WORK TO COMPLETE. Print, please, the line that contains "What does this" and each line after it to the end of the entries, unchanged and with nothing else.

ROWS.

+--

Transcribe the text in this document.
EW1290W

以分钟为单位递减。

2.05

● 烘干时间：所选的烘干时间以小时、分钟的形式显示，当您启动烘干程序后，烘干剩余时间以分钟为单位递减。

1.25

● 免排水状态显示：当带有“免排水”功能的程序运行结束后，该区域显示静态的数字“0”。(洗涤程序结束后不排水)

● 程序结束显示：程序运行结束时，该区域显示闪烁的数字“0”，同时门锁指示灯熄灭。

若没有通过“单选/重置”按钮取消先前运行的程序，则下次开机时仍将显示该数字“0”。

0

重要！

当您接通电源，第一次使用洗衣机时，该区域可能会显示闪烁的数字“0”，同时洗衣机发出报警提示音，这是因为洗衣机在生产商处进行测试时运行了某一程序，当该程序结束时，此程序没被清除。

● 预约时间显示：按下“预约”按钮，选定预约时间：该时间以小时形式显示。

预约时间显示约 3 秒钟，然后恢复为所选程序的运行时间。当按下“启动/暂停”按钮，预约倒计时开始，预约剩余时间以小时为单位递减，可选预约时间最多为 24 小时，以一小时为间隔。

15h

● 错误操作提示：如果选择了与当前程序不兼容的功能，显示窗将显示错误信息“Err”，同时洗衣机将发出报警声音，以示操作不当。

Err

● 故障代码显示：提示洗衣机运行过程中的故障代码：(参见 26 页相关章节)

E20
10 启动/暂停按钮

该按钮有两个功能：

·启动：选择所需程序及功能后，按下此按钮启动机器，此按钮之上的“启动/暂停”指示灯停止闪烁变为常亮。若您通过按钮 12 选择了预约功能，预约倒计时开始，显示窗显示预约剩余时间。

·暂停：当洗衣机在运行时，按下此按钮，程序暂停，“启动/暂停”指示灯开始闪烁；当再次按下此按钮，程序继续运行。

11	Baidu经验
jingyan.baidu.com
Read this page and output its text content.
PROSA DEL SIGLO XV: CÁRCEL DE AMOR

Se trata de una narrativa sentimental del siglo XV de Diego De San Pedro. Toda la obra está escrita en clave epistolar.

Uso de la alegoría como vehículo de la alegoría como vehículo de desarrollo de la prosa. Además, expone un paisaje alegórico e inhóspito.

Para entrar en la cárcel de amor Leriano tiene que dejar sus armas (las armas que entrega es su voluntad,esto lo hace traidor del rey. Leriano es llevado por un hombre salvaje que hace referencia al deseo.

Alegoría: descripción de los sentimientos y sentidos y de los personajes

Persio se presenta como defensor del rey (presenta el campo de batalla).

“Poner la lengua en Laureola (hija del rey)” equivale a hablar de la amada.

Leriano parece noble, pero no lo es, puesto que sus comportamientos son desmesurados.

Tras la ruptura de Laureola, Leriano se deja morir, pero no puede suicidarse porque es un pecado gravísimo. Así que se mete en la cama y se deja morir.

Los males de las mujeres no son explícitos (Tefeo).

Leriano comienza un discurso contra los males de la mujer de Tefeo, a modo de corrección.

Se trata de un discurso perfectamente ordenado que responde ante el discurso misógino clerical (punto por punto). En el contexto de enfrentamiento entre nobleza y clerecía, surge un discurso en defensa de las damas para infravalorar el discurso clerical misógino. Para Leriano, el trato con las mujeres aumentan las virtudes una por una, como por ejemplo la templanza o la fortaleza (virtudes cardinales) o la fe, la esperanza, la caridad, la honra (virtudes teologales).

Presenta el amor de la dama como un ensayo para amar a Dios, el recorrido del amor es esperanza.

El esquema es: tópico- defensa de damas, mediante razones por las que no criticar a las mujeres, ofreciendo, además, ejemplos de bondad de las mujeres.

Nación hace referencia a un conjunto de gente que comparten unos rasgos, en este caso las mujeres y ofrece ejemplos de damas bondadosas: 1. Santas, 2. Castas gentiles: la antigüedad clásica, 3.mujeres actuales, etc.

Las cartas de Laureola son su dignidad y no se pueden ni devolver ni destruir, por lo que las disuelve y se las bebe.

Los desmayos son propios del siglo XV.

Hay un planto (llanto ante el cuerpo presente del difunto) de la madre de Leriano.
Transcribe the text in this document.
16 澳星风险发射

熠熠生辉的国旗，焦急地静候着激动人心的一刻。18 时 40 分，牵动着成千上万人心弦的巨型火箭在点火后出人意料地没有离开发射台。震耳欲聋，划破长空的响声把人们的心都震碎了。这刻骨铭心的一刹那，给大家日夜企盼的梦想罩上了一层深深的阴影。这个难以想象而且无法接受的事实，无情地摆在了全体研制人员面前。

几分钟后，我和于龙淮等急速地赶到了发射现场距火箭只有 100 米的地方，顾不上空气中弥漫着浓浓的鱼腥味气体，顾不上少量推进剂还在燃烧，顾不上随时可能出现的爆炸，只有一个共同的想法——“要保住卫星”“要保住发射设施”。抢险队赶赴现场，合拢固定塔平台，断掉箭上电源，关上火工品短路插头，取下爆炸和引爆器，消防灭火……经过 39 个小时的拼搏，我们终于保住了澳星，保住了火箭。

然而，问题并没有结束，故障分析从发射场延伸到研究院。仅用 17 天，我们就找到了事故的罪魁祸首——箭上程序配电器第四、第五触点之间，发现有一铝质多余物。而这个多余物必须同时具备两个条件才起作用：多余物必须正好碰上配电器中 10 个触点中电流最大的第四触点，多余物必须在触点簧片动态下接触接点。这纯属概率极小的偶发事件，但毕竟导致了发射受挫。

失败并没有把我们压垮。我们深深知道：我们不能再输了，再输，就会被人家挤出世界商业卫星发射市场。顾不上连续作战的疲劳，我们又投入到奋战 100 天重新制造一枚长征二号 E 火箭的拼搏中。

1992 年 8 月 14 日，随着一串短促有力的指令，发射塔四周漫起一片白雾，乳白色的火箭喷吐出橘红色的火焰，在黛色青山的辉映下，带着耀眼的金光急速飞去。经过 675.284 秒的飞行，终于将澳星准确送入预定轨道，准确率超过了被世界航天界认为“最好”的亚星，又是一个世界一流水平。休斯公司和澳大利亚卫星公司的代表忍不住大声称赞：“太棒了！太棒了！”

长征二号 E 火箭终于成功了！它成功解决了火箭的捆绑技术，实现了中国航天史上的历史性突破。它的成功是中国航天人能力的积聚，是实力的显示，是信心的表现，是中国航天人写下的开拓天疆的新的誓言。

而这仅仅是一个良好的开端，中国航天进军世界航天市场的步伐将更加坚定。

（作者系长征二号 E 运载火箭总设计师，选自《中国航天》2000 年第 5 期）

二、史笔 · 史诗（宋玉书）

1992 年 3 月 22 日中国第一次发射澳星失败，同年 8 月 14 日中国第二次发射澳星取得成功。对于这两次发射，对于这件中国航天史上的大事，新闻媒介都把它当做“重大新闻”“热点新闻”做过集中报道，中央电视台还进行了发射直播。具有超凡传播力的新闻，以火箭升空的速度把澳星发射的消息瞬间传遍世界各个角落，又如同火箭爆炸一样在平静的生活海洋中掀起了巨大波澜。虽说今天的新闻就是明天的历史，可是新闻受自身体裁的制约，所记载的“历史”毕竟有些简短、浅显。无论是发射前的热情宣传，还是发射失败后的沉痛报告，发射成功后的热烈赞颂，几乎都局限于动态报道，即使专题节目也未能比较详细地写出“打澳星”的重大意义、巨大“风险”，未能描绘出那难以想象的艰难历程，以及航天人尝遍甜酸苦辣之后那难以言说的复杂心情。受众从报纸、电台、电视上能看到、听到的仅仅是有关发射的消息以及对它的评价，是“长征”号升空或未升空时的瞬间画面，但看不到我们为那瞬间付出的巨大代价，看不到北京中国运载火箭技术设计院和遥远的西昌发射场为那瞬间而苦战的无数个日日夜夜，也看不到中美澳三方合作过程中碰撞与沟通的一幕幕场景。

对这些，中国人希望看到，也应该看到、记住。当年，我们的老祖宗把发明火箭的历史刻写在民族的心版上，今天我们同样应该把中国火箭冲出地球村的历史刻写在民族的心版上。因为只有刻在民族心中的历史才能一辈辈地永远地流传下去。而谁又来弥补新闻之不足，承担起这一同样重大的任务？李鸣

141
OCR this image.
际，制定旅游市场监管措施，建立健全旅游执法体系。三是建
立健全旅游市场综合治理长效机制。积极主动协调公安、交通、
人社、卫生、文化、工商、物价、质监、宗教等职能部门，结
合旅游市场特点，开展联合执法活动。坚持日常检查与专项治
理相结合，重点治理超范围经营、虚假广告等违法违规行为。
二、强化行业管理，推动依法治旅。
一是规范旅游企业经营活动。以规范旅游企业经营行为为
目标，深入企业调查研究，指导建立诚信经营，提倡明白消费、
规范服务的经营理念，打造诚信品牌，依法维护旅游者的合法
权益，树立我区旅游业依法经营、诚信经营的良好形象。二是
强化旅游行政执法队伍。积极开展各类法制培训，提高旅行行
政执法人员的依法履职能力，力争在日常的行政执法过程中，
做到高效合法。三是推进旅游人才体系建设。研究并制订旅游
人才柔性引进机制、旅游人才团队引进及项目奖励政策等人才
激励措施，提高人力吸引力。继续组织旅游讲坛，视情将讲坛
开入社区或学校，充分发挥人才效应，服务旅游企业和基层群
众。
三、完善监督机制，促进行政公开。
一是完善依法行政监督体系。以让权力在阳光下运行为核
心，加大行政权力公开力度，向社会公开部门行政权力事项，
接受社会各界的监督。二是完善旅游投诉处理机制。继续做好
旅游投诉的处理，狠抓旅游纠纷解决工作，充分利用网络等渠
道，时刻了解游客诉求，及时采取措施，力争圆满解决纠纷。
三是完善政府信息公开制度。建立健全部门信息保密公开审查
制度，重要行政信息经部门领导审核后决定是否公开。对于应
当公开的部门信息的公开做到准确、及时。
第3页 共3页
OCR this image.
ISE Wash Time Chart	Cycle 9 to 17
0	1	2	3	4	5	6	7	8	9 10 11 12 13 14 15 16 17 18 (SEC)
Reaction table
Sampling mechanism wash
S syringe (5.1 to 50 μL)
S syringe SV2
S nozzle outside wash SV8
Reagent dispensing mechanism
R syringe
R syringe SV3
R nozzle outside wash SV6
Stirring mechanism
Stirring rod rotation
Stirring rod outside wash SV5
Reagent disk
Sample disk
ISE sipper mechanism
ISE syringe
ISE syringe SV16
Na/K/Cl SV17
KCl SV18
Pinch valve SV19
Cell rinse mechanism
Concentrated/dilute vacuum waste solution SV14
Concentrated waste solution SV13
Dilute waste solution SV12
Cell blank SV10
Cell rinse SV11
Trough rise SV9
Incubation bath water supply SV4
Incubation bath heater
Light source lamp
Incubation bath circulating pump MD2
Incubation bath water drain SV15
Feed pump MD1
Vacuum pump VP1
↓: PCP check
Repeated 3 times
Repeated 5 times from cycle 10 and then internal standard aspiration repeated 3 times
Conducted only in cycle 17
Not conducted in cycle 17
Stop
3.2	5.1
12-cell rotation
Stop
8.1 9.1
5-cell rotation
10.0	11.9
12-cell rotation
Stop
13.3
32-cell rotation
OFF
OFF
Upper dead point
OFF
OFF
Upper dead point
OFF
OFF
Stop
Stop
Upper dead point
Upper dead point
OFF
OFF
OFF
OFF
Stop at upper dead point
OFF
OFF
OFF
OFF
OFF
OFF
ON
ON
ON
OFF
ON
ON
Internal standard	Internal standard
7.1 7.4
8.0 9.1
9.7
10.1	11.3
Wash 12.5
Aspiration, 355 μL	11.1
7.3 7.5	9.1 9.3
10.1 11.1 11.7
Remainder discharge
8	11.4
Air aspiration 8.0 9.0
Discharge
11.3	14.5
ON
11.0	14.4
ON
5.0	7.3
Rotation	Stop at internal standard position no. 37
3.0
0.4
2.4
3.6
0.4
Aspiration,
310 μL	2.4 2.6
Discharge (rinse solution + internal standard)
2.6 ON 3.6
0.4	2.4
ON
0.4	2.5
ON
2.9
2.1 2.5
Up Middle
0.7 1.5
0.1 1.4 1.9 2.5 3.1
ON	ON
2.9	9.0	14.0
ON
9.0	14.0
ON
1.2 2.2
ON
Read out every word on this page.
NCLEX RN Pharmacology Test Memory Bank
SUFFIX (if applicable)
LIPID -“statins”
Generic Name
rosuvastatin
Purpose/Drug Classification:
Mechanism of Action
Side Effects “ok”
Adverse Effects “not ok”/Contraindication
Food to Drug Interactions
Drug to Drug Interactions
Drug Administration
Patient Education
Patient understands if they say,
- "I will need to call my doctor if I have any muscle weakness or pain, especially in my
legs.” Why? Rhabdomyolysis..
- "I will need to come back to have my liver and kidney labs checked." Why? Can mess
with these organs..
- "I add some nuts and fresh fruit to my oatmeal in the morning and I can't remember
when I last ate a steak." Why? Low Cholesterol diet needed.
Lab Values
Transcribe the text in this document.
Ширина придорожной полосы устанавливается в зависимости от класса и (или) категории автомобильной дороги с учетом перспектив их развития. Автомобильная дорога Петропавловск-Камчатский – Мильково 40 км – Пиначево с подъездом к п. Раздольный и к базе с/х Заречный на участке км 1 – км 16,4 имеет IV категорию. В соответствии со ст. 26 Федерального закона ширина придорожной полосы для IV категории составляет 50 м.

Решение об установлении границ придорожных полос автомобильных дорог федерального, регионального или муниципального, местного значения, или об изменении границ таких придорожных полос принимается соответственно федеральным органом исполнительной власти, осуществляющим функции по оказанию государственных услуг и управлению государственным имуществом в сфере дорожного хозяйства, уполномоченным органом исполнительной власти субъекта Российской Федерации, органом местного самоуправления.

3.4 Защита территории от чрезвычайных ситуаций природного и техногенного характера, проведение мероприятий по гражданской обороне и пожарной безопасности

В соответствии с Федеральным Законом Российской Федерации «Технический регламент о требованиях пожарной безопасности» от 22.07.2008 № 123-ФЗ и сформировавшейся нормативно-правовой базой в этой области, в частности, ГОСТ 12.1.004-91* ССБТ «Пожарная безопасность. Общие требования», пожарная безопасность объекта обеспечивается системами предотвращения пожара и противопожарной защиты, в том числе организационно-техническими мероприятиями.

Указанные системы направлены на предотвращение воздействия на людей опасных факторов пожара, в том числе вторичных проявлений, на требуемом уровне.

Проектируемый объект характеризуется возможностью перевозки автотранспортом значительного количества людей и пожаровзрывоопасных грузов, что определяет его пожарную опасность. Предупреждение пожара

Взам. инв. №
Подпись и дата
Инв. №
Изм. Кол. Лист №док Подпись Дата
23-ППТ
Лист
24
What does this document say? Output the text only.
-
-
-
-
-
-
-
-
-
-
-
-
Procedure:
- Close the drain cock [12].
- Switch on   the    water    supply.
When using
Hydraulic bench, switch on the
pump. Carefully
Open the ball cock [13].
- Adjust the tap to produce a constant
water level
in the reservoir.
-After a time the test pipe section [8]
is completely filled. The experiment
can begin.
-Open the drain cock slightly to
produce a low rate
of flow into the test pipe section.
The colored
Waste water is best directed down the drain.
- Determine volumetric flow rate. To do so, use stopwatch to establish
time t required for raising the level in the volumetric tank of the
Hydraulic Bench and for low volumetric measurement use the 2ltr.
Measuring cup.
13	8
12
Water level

+--

WORKED SOLUTION.
What does this document say? Output the text only.
-
-
-
-
-
-
-
-
-
-
-
-
Procedure:
- Close the drain cock [12].
- Switch on   the    water    supply.
When using
Hydraulic bench, switch on the
pump. Carefully
Open the ball cock [13].
- Adjust the tap to produce a constant
water level
in the reservoir.
-After a time the test pipe section [8]
is completely filled. The experiment
can begin.
-Open the drain cock slightly to
produce a low rate
of flow into the test pipe section.
The colored
Waste water is best directed down the drain.
- Determine volumetric flow rate. To do so, use stopwatch to establish
time t required for raising the level in the volumetric tank of the
Hydraulic Bench and for low volumetric measurement use the 2ltr.
Measuring cup.
13	8
12
Water level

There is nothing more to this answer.